> _Aim of the task_
From the listing below, select every line where the word "visits" appears.
··· Dataset entries ···
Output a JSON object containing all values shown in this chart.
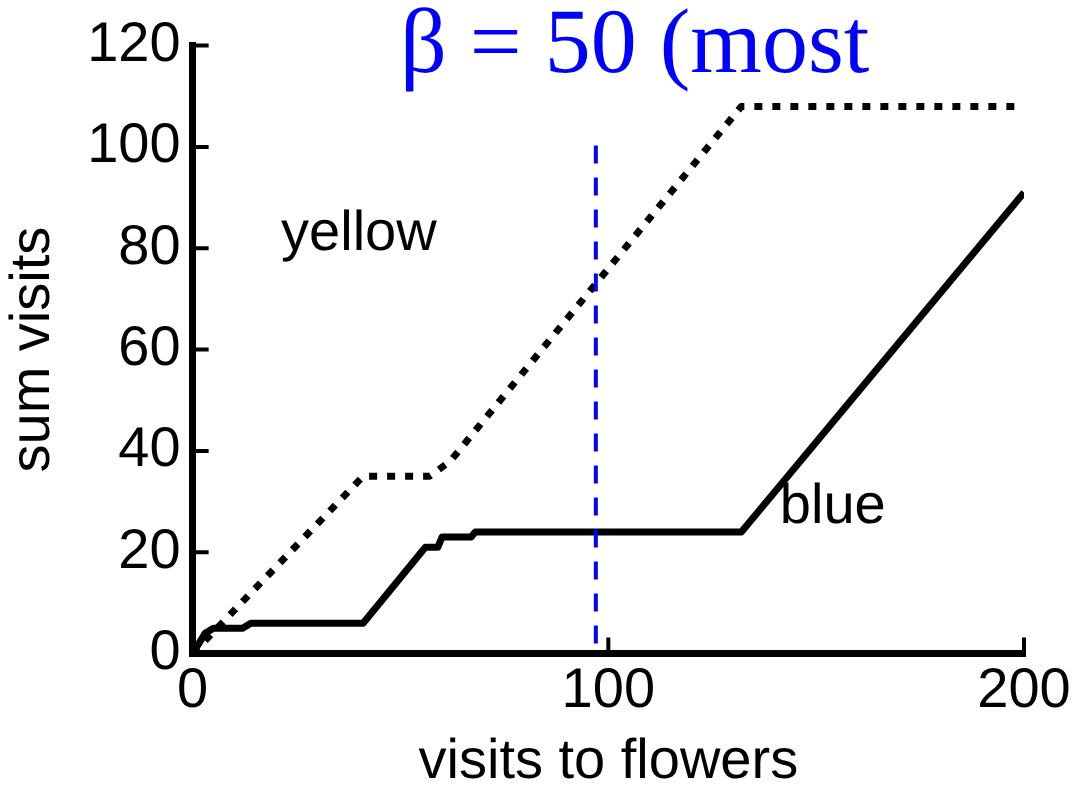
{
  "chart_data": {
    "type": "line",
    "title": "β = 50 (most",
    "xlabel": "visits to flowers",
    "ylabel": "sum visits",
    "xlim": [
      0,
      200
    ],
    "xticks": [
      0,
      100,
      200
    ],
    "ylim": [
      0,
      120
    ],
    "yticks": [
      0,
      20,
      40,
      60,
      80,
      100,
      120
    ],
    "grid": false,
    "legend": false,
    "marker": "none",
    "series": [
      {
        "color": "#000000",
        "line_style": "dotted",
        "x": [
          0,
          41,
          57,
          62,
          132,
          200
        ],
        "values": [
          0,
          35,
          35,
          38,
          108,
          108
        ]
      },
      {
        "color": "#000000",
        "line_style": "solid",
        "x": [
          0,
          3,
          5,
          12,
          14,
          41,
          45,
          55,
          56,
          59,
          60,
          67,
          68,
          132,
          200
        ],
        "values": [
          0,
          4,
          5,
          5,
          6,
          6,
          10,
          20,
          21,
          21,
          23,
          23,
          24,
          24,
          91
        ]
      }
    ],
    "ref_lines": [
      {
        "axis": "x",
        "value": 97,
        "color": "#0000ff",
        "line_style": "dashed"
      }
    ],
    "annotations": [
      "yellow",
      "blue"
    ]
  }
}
···
> _Task output_
    "xlabel": "visits to flowers",
    "ylabel": "sum visits",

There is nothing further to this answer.